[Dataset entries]
▼▼▼
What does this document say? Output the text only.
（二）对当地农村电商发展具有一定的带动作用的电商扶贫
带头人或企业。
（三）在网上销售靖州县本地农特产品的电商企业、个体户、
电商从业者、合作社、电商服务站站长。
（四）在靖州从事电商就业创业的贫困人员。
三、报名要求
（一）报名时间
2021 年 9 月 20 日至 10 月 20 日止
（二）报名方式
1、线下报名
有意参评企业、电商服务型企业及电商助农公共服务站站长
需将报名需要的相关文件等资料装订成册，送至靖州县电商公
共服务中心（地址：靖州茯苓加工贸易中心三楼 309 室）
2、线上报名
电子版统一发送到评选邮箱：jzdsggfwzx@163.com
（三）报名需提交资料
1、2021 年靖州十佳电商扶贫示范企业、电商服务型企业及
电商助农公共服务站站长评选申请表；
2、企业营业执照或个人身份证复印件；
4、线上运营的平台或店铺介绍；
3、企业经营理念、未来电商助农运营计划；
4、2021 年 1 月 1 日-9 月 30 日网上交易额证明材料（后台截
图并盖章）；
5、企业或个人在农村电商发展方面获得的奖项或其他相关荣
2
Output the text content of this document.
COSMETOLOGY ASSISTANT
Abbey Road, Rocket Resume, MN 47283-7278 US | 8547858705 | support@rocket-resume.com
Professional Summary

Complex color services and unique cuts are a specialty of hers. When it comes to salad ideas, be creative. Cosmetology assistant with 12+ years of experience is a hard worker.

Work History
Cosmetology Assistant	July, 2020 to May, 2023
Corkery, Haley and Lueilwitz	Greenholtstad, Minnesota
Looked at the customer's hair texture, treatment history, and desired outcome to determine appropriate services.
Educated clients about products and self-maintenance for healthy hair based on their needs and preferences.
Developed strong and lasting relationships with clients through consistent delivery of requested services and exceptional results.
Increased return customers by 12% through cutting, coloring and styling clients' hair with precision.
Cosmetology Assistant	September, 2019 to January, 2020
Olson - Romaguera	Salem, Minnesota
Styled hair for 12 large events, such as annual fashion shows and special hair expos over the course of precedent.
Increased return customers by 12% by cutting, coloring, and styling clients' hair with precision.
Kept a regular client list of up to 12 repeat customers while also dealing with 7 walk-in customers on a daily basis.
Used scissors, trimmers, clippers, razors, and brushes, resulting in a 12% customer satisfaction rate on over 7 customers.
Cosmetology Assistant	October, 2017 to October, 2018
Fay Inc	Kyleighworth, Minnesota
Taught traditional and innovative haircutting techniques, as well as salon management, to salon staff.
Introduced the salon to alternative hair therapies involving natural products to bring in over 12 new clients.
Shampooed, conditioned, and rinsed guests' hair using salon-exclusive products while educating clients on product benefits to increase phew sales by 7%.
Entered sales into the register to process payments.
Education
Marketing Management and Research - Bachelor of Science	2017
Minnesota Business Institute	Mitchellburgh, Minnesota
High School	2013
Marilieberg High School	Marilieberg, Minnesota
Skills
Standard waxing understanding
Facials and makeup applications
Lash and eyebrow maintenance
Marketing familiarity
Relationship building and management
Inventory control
▲▲▲
Short exercise: Give only the number of lines in the data that hold the string "School".

Answer to this exercise: 2